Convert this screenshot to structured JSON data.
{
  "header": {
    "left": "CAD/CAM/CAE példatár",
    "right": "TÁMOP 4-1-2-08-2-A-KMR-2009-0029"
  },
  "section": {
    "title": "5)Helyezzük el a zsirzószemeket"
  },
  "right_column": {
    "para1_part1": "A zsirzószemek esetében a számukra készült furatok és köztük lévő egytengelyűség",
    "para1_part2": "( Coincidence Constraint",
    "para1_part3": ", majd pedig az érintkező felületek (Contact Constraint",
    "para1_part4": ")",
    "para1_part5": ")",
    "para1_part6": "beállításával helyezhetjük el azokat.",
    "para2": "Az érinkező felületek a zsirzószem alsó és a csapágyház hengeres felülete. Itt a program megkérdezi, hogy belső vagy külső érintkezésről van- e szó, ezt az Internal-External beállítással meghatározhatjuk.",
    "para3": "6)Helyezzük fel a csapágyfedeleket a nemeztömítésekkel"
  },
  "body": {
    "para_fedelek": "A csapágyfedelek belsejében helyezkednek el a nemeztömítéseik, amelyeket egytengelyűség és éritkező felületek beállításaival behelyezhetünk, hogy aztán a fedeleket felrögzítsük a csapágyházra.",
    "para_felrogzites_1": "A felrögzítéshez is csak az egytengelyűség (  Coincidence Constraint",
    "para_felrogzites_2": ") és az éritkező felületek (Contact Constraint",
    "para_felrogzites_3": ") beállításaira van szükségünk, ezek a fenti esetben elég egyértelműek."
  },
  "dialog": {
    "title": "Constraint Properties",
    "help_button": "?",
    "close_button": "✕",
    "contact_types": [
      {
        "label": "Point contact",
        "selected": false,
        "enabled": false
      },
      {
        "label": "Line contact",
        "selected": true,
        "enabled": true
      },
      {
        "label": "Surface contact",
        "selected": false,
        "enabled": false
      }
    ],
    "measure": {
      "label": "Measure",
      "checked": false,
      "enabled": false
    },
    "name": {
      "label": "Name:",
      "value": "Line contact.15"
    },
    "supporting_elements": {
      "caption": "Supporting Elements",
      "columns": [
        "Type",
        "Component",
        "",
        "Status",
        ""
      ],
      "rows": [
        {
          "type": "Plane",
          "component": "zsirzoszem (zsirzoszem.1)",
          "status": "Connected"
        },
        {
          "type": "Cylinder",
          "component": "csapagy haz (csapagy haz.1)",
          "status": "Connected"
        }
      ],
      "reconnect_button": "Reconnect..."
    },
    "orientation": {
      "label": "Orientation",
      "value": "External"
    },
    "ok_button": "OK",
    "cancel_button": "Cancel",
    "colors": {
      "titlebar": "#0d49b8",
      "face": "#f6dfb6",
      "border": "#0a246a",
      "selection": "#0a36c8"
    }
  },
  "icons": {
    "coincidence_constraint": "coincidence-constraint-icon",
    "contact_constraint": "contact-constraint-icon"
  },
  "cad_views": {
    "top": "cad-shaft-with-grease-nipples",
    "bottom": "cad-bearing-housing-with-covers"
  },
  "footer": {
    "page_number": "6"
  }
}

### PROBLEM DETAILS
Extract each record, keeping it identical to the original.

### FULL RESPONSE
Convert this screenshot to structured JSON data.
{
  "header": {
    "left": "CAD/CAM/CAE példatár",
    "right": "TÁMOP 4-1-2-08-2-A-KMR-2009-0029"
  },
  "section": {
    "title": "5)Helyezzük el a zsirzószemeket"
  },
  "right_column": {
    "para1_part1": "A zsirzószemek esetében a számukra készült furatok és köztük lévő egytengelyűség",
    "para1_part2": "( Coincidence Constraint",
    "para1_part3": ", majd pedig az érintkező felületek (Contact Constraint",
    "para1_part4": ")",
    "para1_part5": ")",
    "para1_part6": "beállításával helyezhetjük el azokat.",
    "para2": "Az érinkező felületek a zsirzószem alsó és a csapágyház hengeres felülete. Itt a program megkérdezi, hogy belső vagy külső érintkezésről van- e szó, ezt az Internal-External beállítással meghatározhatjuk.",
    "para3": "6)Helyezzük fel a csapágyfedeleket a nemeztömítésekkel"
  },
  "body": {
    "para_fedelek": "A csapágyfedelek belsejében helyezkednek el a nemeztömítéseik, amelyeket egytengelyűség és éritkező felületek beállításaival behelyezhetünk, hogy aztán a fedeleket felrögzítsük a csapágyházra.",
    "para_felrogzites_1": "A felrögzítéshez is csak az egytengelyűség (  Coincidence Constraint",
    "para_felrogzites_2": ") és az éritkező felületek (Contact Constraint",
    "para_felrogzites_3": ") beállításaira van szükségünk, ezek a fenti esetben elég egyértelműek."
  },
  "dialog": {
    "title": "Constraint Properties",
    "help_button": "?",
    "close_button": "✕",
    "contact_types": [
      {
        "label": "Point contact",
        "selected": false,
        "enabled": false
      },
      {
        "label": "Line contact",
        "selected": true,
        "enabled": true
      },
      {
        "label": "Surface contact",
        "selected": false,
        "enabled": false
      }
    ],
    "measure": {
      "label": "Measure",
      "checked": false,
      "enabled": false
    },
    "name": {
      "label": "Name:",
      "value": "Line contact.15"
    },
    "supporting_elements": {
      "caption": "Supporting Elements",
      "columns": [
        "Type",
        "Component",
        "",
        "Status",
        ""
      ],
      "rows": [
        {
          "type": "Plane",
          "component": "zsirzoszem (zsirzoszem.1)",
          "status": "Connected"
        },
        {
          "type": "Cylinder",
          "component": "csapagy haz (csapagy haz.1)",
          "status": "Connected"
        }
      ],
      "reconnect_button": "Reconnect..."
    },
    "orientation": {
      "label": "Orientation",
      "value": "External"
    },
    "ok_button": "OK",
    "cancel_button": "Cancel",
    "colors": {
      "titlebar": "#0d49b8",
      "face": "#f6dfb6",
      "border": "#0a246a",
      "selection": "#0a36c8"
    }
  },
  "icons": {
    "coincidence_constraint": "coincidence-constraint-icon",
    "contact_constraint": "contact-constraint-icon"
  },
  "cad_views": {
    "top": "cad-shaft-with-grease-nipples",
    "bottom": "cad-bearing-housing-with-covers"
  },
  "footer": {
    "page_number": "6"
  }
}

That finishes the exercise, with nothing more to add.